Extracted records:
________

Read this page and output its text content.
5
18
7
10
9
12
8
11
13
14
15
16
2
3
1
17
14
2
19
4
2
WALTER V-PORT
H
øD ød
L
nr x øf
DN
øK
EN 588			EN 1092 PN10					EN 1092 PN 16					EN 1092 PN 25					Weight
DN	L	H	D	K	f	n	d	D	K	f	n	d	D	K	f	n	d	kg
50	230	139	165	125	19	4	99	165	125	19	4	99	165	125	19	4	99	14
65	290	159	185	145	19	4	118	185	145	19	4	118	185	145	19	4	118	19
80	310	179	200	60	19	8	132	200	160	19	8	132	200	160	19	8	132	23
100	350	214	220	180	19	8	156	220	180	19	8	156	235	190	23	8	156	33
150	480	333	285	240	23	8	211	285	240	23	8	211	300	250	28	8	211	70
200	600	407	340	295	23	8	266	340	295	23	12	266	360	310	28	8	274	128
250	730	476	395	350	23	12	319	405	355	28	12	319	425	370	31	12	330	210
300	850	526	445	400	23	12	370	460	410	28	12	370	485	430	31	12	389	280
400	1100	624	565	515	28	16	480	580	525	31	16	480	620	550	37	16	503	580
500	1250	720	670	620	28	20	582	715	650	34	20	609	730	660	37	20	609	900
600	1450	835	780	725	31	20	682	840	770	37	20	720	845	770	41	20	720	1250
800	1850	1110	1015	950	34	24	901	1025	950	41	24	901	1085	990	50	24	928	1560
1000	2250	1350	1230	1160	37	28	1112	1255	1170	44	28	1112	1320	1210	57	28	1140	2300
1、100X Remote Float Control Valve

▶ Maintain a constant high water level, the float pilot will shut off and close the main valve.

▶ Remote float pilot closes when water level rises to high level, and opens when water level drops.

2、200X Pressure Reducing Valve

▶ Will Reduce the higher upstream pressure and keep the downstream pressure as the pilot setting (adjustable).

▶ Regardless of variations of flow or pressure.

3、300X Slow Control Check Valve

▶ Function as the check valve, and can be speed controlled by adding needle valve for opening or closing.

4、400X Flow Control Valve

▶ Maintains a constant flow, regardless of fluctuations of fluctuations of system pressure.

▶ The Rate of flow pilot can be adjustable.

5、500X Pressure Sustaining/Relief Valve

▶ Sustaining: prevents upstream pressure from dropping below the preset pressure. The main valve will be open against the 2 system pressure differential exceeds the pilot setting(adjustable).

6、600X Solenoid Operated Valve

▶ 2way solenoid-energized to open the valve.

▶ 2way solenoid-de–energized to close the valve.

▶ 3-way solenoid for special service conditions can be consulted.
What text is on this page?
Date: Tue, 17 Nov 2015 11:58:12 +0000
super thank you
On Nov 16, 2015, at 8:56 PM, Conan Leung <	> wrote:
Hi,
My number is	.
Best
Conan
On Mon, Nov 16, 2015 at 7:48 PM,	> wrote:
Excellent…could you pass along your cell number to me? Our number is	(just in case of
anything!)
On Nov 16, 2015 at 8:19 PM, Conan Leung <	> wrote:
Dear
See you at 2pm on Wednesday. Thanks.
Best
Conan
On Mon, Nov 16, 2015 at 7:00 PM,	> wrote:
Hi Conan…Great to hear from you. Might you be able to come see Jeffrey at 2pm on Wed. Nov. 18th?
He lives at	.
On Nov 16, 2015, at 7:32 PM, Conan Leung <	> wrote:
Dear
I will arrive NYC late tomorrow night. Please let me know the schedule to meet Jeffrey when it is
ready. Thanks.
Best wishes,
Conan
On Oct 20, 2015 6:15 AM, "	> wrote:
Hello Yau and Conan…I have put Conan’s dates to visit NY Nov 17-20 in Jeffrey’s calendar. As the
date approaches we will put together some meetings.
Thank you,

________

### Exercise brief
Output the records verbatim, from the first line to the last.

### Written reply
Read this page and output its text content.
5
18
7
10
9
12
8
11
13
14
15
16
2
3
1
17
14
2
19
4
2
WALTER V-PORT
H
øD ød
L
nr x øf
DN
øK
EN 588			EN 1092 PN10					EN 1092 PN 16					EN 1092 PN 25					Weight
DN	L	H	D	K	f	n	d	D	K	f	n	d	D	K	f	n	d	kg
50	230	139	165	125	19	4	99	165	125	19	4	99	165	125	19	4	99	14
65	290	159	185	145	19	4	118	185	145	19	4	118	185	145	19	4	118	19
80	310	179	200	60	19	8	132	200	160	19	8	132	200	160	19	8	132	23
100	350	214	220	180	19	8	156	220	180	19	8	156	235	190	23	8	156	33
150	480	333	285	240	23	8	211	285	240	23	8	211	300	250	28	8	211	70
200	600	407	340	295	23	8	266	340	295	23	12	266	360	310	28	8	274	128
250	730	476	395	350	23	12	319	405	355	28	12	319	425	370	31	12	330	210
300	850	526	445	400	23	12	370	460	410	28	12	370	485	430	31	12	389	280
400	1100	624	565	515	28	16	480	580	525	31	16	480	620	550	37	16	503	580
500	1250	720	670	620	28	20	582	715	650	34	20	609	730	660	37	20	609	900
600	1450	835	780	725	31	20	682	840	770	37	20	720	845	770	41	20	720	1250
800	1850	1110	1015	950	34	24	901	1025	950	41	24	901	1085	990	50	24	928	1560
1000	2250	1350	1230	1160	37	28	1112	1255	1170	44	28	1112	1320	1210	57	28	1140	2300
1、100X Remote Float Control Valve

▶ Maintain a constant high water level, the float pilot will shut off and close the main valve.

▶ Remote float pilot closes when water level rises to high level, and opens when water level drops.

2、200X Pressure Reducing Valve

▶ Will Reduce the higher upstream pressure and keep the downstream pressure as the pilot setting (adjustable).

▶ Regardless of variations of flow or pressure.

3、300X Slow Control Check Valve

▶ Function as the check valve, and can be speed controlled by adding needle valve for opening or closing.

4、400X Flow Control Valve

▶ Maintains a constant flow, regardless of fluctuations of fluctuations of system pressure.

▶ The Rate of flow pilot can be adjustable.

5、500X Pressure Sustaining/Relief Valve

▶ Sustaining: prevents upstream pressure from dropping below the preset pressure. The main valve will be open against the 2 system pressure differential exceeds the pilot setting(adjustable).

6、600X Solenoid Operated Valve

▶ 2way solenoid-energized to open the valve.

▶ 2way solenoid-de–energized to close the valve.

▶ 3-way solenoid for special service conditions can be consulted.
What text is on this page?
Date: Tue, 17 Nov 2015 11:58:12 +0000
super thank you
On Nov 16, 2015, at 8:56 PM, Conan Leung <	> wrote:
Hi,
My number is	.
Best
Conan
On Mon, Nov 16, 2015 at 7:48 PM,	> wrote:
Excellent…could you pass along your cell number to me? Our number is	(just in case of
anything!)
On Nov 16, 2015 at 8:19 PM, Conan Leung <	> wrote:
Dear
See you at 2pm on Wednesday. Thanks.
Best
Conan
On Mon, Nov 16, 2015 at 7:00 PM,	> wrote:
Hi Conan…Great to hear from you. Might you be able to come see Jeffrey at 2pm on Wed. Nov. 18th?
He lives at	.
On Nov 16, 2015, at 7:32 PM, Conan Leung <	> wrote:
Dear
I will arrive NYC late tomorrow night. Please let me know the schedule to meet Jeffrey when it is
ready. Thanks.
Best wishes,
Conan
On Oct 20, 2015 6:15 AM, "	> wrote:
Hello Yau and Conan…I have put Conan’s dates to visit NY Nov 17-20 in Jeffrey’s calendar. As the
date approaches we will put together some meetings.
Thank you,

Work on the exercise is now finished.